↓↓↓

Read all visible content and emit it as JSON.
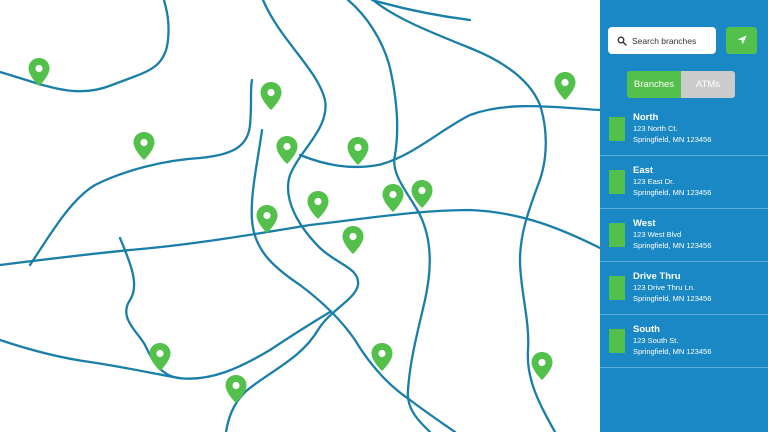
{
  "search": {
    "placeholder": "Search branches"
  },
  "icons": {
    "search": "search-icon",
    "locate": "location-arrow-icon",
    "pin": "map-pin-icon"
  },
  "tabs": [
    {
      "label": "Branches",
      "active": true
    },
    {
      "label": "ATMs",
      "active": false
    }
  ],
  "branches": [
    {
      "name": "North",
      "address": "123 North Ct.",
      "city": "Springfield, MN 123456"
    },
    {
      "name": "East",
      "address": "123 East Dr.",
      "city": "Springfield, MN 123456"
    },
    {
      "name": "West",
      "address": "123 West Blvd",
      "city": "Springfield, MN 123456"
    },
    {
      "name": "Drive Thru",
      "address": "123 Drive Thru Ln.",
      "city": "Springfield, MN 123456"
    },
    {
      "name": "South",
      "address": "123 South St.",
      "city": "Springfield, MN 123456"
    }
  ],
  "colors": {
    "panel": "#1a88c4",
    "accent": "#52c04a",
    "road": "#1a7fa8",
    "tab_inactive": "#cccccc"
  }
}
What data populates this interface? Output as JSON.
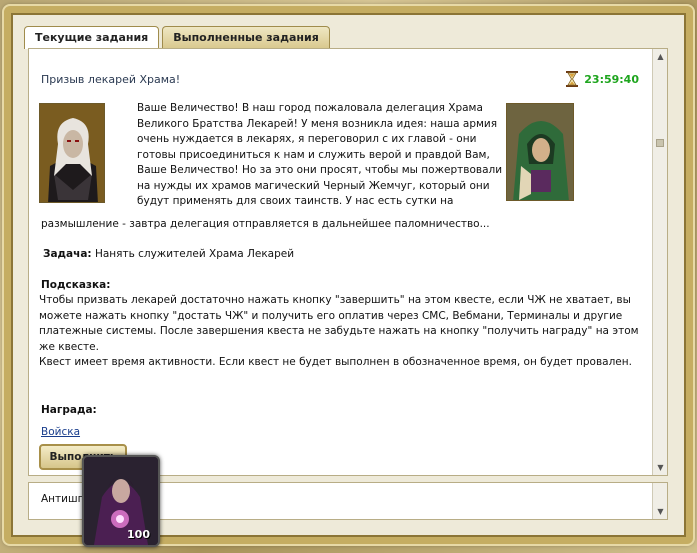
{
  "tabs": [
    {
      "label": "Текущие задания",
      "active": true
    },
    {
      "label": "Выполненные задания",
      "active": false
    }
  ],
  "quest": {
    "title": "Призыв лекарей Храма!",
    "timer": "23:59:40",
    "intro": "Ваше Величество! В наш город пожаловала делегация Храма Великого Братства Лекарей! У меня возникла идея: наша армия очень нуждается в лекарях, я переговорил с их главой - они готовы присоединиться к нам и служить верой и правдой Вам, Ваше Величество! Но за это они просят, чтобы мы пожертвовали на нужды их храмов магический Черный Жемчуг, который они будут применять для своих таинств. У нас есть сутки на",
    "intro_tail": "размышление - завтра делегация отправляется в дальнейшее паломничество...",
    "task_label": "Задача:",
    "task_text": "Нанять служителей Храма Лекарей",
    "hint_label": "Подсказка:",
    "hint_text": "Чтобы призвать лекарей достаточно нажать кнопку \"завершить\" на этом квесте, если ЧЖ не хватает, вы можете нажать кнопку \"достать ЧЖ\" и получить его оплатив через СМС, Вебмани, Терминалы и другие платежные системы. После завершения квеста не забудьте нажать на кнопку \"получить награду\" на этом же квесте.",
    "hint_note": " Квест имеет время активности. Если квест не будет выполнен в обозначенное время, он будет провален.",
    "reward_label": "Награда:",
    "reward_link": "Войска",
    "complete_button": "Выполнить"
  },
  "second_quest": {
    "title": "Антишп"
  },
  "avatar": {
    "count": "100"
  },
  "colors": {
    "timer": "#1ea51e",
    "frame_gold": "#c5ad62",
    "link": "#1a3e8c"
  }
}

↑↑↑

(DESCRIPTION OF THE TASK):
Copy every line of the material in which the word "Drive" occurs.

(RESULT FOR THIS TASK):
      "name": "Drive Thru",
      "address": "123 Drive Thru Ln.",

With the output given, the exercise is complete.